### [WORK TO DO]
Filter the data below for the string "депутатов" and copy each matching line.

### [TASK INPUT]

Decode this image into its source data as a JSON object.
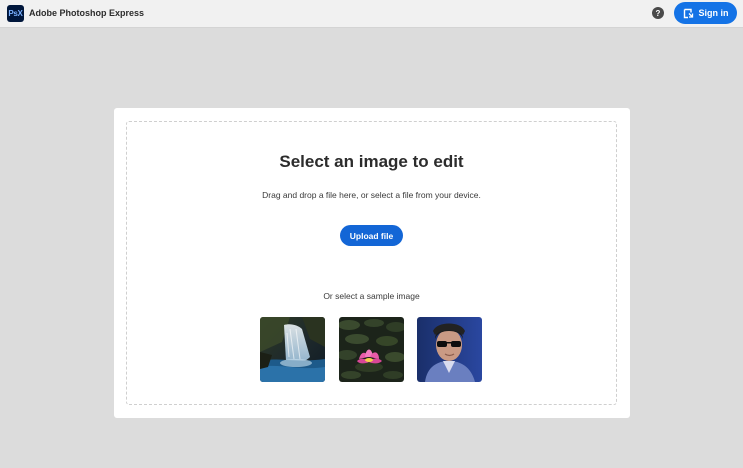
{
  "header": {
    "logo_text": "PsX",
    "app_title": "Adobe Photoshop Express",
    "help_icon": "question-circle-icon",
    "help_glyph": "?",
    "signin_label": "Sign in",
    "signin_icon": "sign-in-icon"
  },
  "upload": {
    "headline": "Select an image to edit",
    "subtext": "Drag and drop a file here, or select a file from your device.",
    "upload_label": "Upload file",
    "sample_label": "Or select a sample image"
  },
  "samples": [
    {
      "name": "waterfall"
    },
    {
      "name": "water-lily"
    },
    {
      "name": "man-with-sunglasses"
    }
  ],
  "colors": {
    "accent": "#1473e6",
    "background": "#dcdcdc",
    "topbar": "#f1f1f1",
    "card": "#ffffff"
  }
}
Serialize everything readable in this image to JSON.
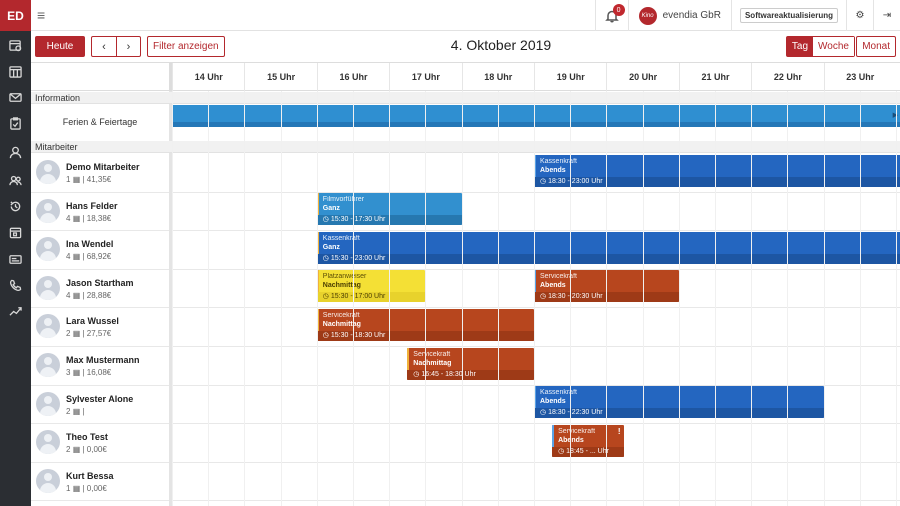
{
  "app": {
    "logo": "ED"
  },
  "topbar": {
    "menu_icon": "hamburger-icon",
    "notifications_count": "0",
    "company_logo_text": "Kino",
    "company_name": "evendia GbR",
    "update_button": "Softwareaktualisierung",
    "settings_icon": "gears-icon",
    "logout_icon": "logout-icon"
  },
  "sidebar": {
    "items": [
      {
        "icon": "clock-calendar-icon"
      },
      {
        "icon": "calendar-grid-icon"
      },
      {
        "icon": "mail-icon"
      },
      {
        "icon": "clipboard-icon"
      },
      {
        "icon": "user-icon"
      },
      {
        "icon": "users-icon"
      },
      {
        "icon": "history-icon"
      },
      {
        "icon": "calendar-icon"
      },
      {
        "icon": "id-card-icon"
      },
      {
        "icon": "phone-icon"
      },
      {
        "icon": "trend-icon"
      }
    ]
  },
  "toolbar": {
    "today_label": "Heute",
    "prev_label": "‹",
    "next_label": "›",
    "filter_label": "Filter anzeigen",
    "date_title": "4. Oktober 2019",
    "view_day": "Tag",
    "view_week": "Woche",
    "view_month": "Monat"
  },
  "hours": [
    "14 Uhr",
    "15 Uhr",
    "16 Uhr",
    "17 Uhr",
    "18 Uhr",
    "19 Uhr",
    "20 Uhr",
    "21 Uhr",
    "22 Uhr",
    "23 Uhr"
  ],
  "sections": {
    "information": "Information",
    "holiday_label": "Ferien & Feiertage",
    "staff": "Mitarbeiter"
  },
  "employees": [
    {
      "name": "Demo Mitarbeiter",
      "count": "1",
      "amount": "41,35€"
    },
    {
      "name": "Hans Felder",
      "count": "4",
      "amount": "18,38€"
    },
    {
      "name": "Ina Wendel",
      "count": "4",
      "amount": "68,92€"
    },
    {
      "name": "Jason Startham",
      "count": "4",
      "amount": "28,88€"
    },
    {
      "name": "Lara Wussel",
      "count": "2",
      "amount": "27,57€"
    },
    {
      "name": "Max Mustermann",
      "count": "3",
      "amount": "16,08€"
    },
    {
      "name": "Sylvester Alone",
      "count": "2",
      "amount": ""
    },
    {
      "name": "Theo Test",
      "count": "2",
      "amount": "0,00€"
    },
    {
      "name": "Kurt Bessa",
      "count": "1",
      "amount": "0,00€"
    }
  ],
  "shifts": [
    {
      "row": 0,
      "start": 18.0,
      "end": 23.5,
      "color": "blue",
      "edge": "#5aa3e6",
      "role": "Kassenkraft",
      "type": "Abends",
      "time": "18:30 - 23:00 Uhr"
    },
    {
      "row": 1,
      "start": 15.0,
      "end": 17.0,
      "color": "lblue",
      "edge": "#f0b23a",
      "role": "Filmvorführer",
      "type": "Ganz",
      "time": "15:30 - 17:30 Uhr"
    },
    {
      "row": 2,
      "start": 15.0,
      "end": 23.5,
      "color": "blue",
      "edge": "#f0b23a",
      "role": "Kassenkraft",
      "type": "Ganz",
      "time": "15:30 - 23:00 Uhr"
    },
    {
      "row": 3,
      "start": 15.0,
      "end": 16.5,
      "color": "yellow",
      "edge": "#f0b23a",
      "role": "Platzanweiser",
      "type": "Nachmittag",
      "time": "15:30 - 17:00 Uhr"
    },
    {
      "row": 3,
      "start": 18.0,
      "end": 20.0,
      "color": "orange",
      "edge": "#5aa3e6",
      "role": "Servicekraft",
      "type": "Abends",
      "time": "18:30 - 20:30 Uhr"
    },
    {
      "row": 4,
      "start": 15.0,
      "end": 18.0,
      "color": "orange",
      "edge": "#f0b23a",
      "role": "Servicekraft",
      "type": "Nachmittag",
      "time": "15:30 - 18:30 Uhr"
    },
    {
      "row": 5,
      "start": 16.25,
      "end": 18.0,
      "color": "orange",
      "edge": "#f0b23a",
      "role": "Servicekraft",
      "type": "Nachmittag",
      "time": "16:45 - 18:30 Uhr"
    },
    {
      "row": 6,
      "start": 18.0,
      "end": 22.0,
      "color": "blue",
      "edge": "#5aa3e6",
      "role": "Kassenkraft",
      "type": "Abends",
      "time": "18:30 - 22:30 Uhr"
    },
    {
      "row": 7,
      "start": 18.25,
      "end": 19.25,
      "color": "orange",
      "edge": "#5aa3e6",
      "role": "Servicekraft",
      "type": "Abends",
      "time": "18:45 - ... Uhr",
      "warn": "!"
    }
  ],
  "colors": {
    "brand": "#b3282d",
    "sidebar": "#2b2e33"
  }
}
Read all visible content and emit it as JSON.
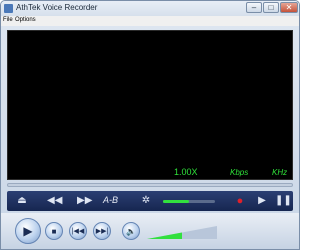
{
  "window": {
    "title": "AthTek Voice Recorder",
    "minimize_icon": "minimize-icon",
    "maximize_icon": "maximize-icon",
    "close_icon": "close-icon"
  },
  "menu": {
    "items": [
      {
        "label": "File"
      },
      {
        "label": "Options"
      }
    ]
  },
  "display": {
    "speed": "1.00X",
    "kbps": "Kbps",
    "khz": "KHz",
    "text_color": "#2fe23a"
  },
  "toolbar": {
    "ab_label": "A-B",
    "volume_level": 0.5
  },
  "colors": {
    "display_bg": "#000000",
    "toolbar_bg": "#1f3164",
    "record_red": "#e0202a",
    "accent_green": "#32e03e"
  }
}
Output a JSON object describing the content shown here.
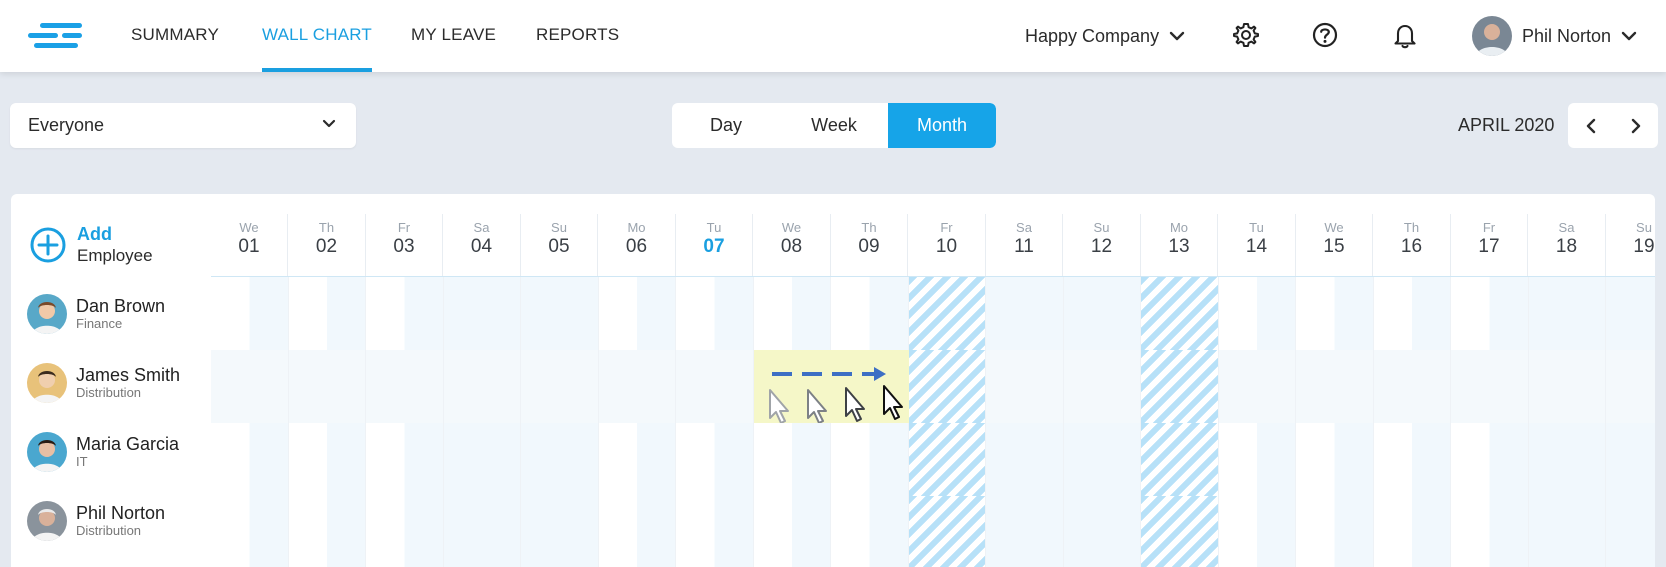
{
  "nav": {
    "links": [
      "SUMMARY",
      "WALL CHART",
      "MY LEAVE",
      "REPORTS"
    ],
    "active_index": 1,
    "company": "Happy Company",
    "user_name": "Phil Norton",
    "icons": [
      "settings-gear-icon",
      "help-icon",
      "notification-bell-icon"
    ]
  },
  "toolbar": {
    "filter_value": "Everyone",
    "views": [
      "Day",
      "Week",
      "Month"
    ],
    "active_view": "Month",
    "month_label": "APRIL 2020"
  },
  "add_employee": {
    "line1": "Add",
    "line2": "Employee"
  },
  "days": [
    {
      "dow": "We",
      "num": "01"
    },
    {
      "dow": "Th",
      "num": "02"
    },
    {
      "dow": "Fr",
      "num": "03"
    },
    {
      "dow": "Sa",
      "num": "04"
    },
    {
      "dow": "Su",
      "num": "05"
    },
    {
      "dow": "Mo",
      "num": "06"
    },
    {
      "dow": "Tu",
      "num": "07",
      "today": true
    },
    {
      "dow": "We",
      "num": "08"
    },
    {
      "dow": "Th",
      "num": "09"
    },
    {
      "dow": "Fr",
      "num": "10",
      "holiday": true
    },
    {
      "dow": "Sa",
      "num": "11"
    },
    {
      "dow": "Su",
      "num": "12"
    },
    {
      "dow": "Mo",
      "num": "13",
      "holiday": true
    },
    {
      "dow": "Tu",
      "num": "14"
    },
    {
      "dow": "We",
      "num": "15"
    },
    {
      "dow": "Th",
      "num": "16"
    },
    {
      "dow": "Fr",
      "num": "17"
    },
    {
      "dow": "Sa",
      "num": "18"
    },
    {
      "dow": "Su",
      "num": "19"
    }
  ],
  "employees": [
    {
      "name": "Dan Brown",
      "dept": "Finance"
    },
    {
      "name": "James Smith",
      "dept": "Distribution"
    },
    {
      "name": "Maria Garcia",
      "dept": "IT"
    },
    {
      "name": "Phil Norton",
      "dept": "Distribution"
    }
  ],
  "colors": {
    "accent": "#1a9fe0",
    "weekend": "#f1f8fd",
    "holiday_hatch": "#b7e1f8",
    "selection": "#f5f7c8"
  }
}
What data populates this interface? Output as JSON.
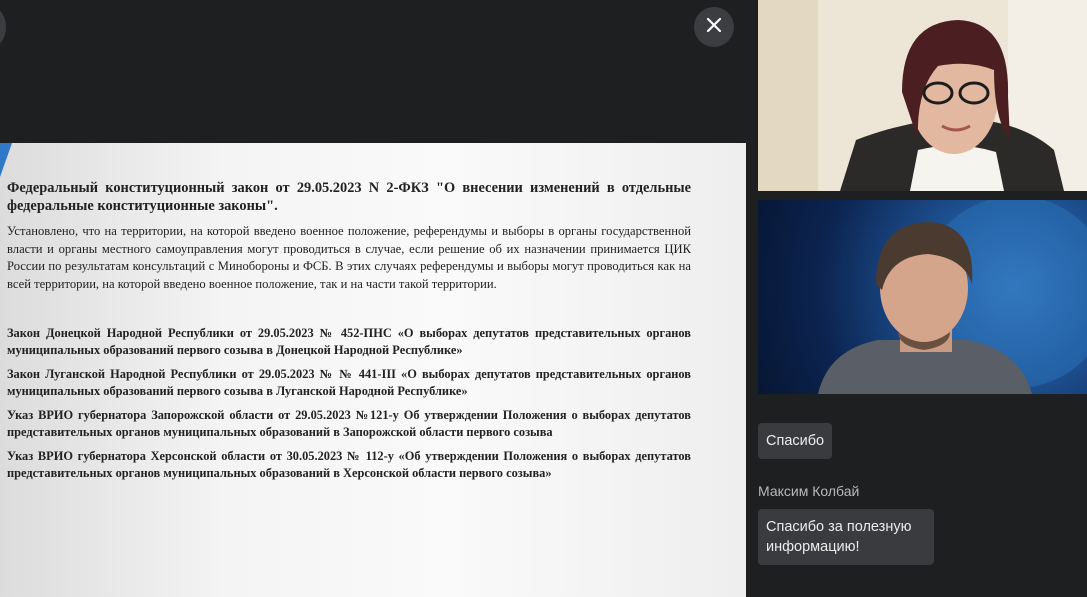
{
  "controls": {
    "close_glyph": "✕"
  },
  "slide": {
    "title": "Федеральный конституционный закон от 29.05.2023 N 2-ФКЗ \"О внесении изменений в отдельные федеральные конституционные законы\".",
    "intro": "Установлено, что на территории, на которой введено военное положение, референдумы и выборы в органы государственной власти и органы местного самоуправления могут проводиться в случае, если решение об их назначении принимается ЦИК России по результатам консультаций с Минобороны и ФСБ. В этих случаях референдумы и выборы могут проводиться как на всей территории, на которой введено военное положение, так и на части такой территории.",
    "items": [
      "Закон Донецкой Народной Республики от 29.05.2023 № 452-ПНС «О выборах депутатов представительных органов муниципальных образований первого созыва в Донецкой Народной Республике»",
      "Закон Луганской Народной Республики от 29.05.2023 № № 441-III «О выборах депутатов представительных органов муниципальных образований первого созыва в Луганской Народной Республике»",
      "Указ ВРИО губернатора Запорожской области от 29.05.2023 №121-у Об утверждении Положения о выборах депутатов представительных органов муниципальных образований в Запорожской области первого созыва",
      "Указ ВРИО губернатора Херсонской области от 30.05.2023 № 112-у «Об утверждении Положения о выборах депутатов представительных органов муниципальных образований в Херсонской области первого созыва»"
    ]
  },
  "chat": {
    "messages": [
      {
        "text": "Спасибо"
      },
      {
        "author": "Максим Колбай",
        "text": "Спасибо за полезную информацию!"
      }
    ]
  }
}
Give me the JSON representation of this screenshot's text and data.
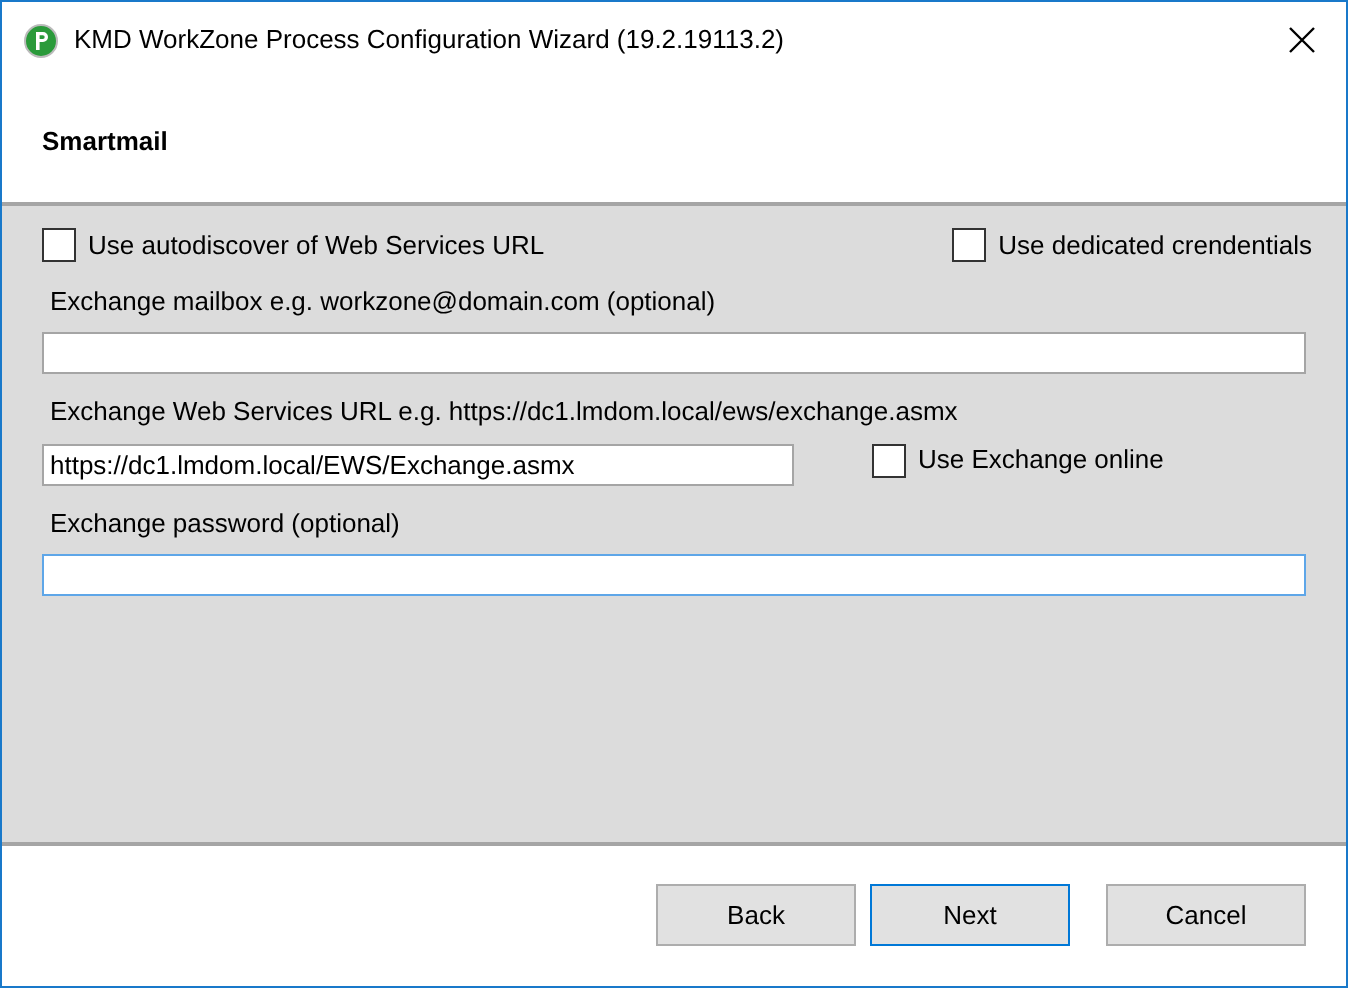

### [CORRECT RESULT]
      "Закон Донецкой Народной Республики от 29.05.2023 № 452-ПНС «О выборах депутатов представительных органов муниципальных образований первого созыва в Донецкой Народной Республике»",
      "Закон Луганской Народной Республики от 29.05.2023 № № 441-III «О выборах депутатов представительных органов муниципальных образований первого созыва в Луганской Народной Республике»",
      "Указ ВРИО губернатора Запорожской области от 29.05.2023 №121-у Об утверждении Положения о выборах депутатов представительных органов муниципальных образований в Запорожской области первого созыва",
      "Указ ВРИО губернатора Херсонской области от 30.05.2023 № 112-у «Об утверждении Положения о выборах депутатов представительных органов муниципальных образований в Херсонской области первого созыва»"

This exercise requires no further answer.